** begin **
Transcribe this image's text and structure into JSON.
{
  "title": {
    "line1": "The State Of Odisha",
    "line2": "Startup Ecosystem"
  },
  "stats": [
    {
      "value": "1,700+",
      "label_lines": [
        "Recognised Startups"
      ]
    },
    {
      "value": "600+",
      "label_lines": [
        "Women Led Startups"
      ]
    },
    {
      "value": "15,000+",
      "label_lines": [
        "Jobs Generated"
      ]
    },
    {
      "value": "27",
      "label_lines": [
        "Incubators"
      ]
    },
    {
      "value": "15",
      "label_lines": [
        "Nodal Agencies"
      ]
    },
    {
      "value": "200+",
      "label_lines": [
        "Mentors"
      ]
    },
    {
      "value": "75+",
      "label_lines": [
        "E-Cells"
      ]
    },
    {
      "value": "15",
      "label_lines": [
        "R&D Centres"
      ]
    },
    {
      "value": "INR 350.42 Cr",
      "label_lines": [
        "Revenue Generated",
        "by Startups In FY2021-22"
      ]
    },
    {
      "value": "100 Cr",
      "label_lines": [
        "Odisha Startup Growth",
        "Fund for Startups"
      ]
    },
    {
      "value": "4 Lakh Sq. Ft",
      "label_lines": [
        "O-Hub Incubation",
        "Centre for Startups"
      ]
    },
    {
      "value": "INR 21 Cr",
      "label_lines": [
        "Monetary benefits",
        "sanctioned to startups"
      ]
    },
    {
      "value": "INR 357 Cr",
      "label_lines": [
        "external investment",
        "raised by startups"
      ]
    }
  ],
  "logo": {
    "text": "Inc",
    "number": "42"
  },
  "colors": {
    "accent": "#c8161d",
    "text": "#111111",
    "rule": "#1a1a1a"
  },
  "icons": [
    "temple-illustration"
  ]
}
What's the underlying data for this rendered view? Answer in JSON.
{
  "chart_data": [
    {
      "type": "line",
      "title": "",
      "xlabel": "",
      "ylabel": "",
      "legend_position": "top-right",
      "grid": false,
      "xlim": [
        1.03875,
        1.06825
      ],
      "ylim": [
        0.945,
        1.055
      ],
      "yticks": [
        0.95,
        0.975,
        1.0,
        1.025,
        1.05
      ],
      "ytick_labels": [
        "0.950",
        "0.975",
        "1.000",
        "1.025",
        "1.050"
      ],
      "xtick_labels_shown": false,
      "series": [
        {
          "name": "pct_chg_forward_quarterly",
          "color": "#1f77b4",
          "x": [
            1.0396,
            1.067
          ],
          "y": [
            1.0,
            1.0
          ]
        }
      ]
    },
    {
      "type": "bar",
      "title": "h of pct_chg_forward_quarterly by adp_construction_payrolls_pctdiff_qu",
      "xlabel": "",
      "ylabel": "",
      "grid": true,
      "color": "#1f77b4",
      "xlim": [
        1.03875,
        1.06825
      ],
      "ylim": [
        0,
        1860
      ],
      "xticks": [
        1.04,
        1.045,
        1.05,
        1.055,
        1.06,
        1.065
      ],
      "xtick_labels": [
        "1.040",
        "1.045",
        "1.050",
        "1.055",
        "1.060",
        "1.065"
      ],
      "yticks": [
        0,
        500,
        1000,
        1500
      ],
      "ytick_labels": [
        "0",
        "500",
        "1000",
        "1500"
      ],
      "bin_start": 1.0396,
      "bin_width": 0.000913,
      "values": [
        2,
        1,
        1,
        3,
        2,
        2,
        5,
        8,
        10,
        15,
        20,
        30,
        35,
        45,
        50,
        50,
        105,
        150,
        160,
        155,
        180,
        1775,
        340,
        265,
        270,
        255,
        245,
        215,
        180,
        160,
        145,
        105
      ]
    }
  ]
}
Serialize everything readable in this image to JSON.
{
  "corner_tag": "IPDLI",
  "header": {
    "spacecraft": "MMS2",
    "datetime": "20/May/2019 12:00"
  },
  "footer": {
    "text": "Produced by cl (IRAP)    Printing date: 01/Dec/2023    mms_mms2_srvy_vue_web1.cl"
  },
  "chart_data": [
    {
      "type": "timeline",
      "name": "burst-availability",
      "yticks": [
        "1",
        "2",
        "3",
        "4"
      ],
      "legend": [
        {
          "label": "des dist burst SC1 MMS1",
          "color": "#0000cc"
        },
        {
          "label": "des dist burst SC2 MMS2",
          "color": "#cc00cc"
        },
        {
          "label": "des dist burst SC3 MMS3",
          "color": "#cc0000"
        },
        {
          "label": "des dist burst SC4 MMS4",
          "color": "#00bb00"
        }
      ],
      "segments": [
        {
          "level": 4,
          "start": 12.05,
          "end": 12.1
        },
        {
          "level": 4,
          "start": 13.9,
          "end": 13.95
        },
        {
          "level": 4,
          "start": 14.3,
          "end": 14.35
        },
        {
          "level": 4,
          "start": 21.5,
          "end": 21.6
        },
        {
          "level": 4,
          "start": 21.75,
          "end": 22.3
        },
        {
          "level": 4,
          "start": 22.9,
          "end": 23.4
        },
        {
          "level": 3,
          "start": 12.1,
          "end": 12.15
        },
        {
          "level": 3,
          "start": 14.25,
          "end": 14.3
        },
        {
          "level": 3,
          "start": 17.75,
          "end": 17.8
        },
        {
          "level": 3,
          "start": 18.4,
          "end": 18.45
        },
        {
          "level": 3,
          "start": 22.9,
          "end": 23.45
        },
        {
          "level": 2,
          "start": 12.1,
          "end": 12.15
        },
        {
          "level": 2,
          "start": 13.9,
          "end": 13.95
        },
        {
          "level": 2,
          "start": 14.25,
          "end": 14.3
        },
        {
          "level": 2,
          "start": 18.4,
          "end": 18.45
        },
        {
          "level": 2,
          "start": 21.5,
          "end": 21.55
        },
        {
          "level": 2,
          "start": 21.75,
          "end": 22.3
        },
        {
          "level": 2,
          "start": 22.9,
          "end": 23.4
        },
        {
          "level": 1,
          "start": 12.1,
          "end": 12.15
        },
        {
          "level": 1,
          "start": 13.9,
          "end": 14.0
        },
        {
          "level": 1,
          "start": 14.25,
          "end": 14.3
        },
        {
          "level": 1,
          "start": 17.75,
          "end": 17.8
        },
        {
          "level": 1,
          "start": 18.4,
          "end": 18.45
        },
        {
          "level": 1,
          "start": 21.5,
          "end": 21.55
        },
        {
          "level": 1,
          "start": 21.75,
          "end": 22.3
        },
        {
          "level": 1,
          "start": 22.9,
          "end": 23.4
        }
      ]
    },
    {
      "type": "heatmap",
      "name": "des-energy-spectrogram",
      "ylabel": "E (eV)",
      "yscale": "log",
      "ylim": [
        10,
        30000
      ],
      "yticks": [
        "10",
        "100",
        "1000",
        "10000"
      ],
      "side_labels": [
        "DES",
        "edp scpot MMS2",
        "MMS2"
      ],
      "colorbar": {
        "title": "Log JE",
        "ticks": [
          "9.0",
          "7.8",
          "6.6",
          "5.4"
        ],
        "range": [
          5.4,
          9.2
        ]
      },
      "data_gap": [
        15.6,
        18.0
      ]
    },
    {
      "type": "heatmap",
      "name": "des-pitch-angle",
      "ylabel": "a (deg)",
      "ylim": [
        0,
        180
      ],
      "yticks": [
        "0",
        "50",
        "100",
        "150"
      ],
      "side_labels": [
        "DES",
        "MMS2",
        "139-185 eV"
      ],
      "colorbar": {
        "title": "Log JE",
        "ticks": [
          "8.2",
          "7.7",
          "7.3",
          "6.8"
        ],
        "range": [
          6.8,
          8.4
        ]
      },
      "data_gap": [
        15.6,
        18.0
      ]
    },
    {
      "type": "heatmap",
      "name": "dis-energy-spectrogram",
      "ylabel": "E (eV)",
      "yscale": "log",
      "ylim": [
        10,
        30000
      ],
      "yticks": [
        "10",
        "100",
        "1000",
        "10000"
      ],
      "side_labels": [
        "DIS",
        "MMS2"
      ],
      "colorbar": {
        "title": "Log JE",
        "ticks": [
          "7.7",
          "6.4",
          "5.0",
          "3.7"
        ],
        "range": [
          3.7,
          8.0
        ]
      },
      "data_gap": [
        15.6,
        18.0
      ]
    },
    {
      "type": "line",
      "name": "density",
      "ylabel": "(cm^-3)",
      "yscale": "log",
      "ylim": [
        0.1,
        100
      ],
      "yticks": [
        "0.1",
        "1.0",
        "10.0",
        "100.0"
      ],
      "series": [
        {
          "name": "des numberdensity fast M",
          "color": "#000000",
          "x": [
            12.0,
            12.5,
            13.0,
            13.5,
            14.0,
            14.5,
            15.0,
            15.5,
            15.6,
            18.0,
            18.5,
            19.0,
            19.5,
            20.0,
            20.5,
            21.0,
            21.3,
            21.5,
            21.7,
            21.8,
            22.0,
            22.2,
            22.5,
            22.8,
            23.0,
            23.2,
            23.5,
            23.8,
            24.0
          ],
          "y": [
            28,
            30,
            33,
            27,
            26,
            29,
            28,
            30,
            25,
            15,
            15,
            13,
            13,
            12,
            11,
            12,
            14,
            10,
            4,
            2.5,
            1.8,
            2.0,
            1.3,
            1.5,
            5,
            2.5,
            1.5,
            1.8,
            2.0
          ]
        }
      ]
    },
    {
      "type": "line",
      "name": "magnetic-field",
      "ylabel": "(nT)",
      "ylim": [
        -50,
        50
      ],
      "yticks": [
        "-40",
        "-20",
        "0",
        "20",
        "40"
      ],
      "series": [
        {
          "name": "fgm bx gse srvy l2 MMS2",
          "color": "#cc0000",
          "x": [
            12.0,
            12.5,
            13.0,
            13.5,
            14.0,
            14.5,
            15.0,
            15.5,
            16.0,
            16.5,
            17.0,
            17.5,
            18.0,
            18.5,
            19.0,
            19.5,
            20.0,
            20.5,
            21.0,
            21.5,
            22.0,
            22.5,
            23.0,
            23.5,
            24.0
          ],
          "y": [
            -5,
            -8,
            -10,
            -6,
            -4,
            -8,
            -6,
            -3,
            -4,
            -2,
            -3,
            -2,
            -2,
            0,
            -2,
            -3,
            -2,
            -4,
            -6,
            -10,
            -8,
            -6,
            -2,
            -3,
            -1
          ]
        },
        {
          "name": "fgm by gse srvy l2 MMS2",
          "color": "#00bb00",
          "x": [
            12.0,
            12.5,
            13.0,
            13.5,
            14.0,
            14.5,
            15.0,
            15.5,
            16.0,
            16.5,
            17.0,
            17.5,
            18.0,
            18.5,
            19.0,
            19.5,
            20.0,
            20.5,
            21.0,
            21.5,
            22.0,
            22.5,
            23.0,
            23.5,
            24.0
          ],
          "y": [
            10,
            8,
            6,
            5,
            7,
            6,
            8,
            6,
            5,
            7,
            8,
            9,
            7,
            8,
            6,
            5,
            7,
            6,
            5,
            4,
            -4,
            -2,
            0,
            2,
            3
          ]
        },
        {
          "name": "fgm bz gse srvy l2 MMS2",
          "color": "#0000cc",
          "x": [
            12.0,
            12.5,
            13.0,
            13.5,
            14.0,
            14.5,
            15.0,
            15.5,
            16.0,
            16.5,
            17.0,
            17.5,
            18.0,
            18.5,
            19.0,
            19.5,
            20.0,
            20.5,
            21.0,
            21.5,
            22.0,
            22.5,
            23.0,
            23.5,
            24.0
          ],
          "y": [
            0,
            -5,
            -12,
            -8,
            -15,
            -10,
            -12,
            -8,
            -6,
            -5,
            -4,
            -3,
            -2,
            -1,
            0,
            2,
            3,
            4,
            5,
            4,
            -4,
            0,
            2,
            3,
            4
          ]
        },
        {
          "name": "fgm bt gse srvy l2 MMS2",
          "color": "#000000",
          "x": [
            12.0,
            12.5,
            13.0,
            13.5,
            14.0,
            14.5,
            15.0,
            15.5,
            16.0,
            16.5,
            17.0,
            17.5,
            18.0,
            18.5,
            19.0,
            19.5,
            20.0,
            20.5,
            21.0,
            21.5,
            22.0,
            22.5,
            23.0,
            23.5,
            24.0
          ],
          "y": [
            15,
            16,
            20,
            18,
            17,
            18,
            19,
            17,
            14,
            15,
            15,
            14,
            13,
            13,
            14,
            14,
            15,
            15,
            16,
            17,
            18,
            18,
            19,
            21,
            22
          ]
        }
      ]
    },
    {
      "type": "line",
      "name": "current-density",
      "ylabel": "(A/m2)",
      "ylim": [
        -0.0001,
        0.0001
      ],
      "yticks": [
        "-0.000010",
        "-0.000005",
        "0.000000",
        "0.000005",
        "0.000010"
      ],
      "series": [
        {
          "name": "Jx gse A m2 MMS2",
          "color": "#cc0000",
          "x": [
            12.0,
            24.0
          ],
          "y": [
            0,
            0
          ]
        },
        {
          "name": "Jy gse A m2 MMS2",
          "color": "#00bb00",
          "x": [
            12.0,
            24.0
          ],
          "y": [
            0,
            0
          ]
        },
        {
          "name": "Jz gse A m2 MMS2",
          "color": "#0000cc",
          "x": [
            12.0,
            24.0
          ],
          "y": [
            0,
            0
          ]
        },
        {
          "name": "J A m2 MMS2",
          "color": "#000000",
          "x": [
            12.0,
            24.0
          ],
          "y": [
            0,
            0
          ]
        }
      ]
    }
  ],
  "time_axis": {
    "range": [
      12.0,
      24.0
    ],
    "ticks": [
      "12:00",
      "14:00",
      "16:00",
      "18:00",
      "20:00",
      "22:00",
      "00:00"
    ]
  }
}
** end **
- **WHAT YOU WILL DO**: Look for lines containing the string "text" and copy them all.

- **RESPONSE TO THIS EXERCISE**:
Transcribe this image's text and structure into JSON.
    "text": "Inc",
    "text": "#111111",
    "text": "Produced by cl (IRAP)    Printing date: 01/Dec/2023    mms_mms2_srvy_vue_web1.cl"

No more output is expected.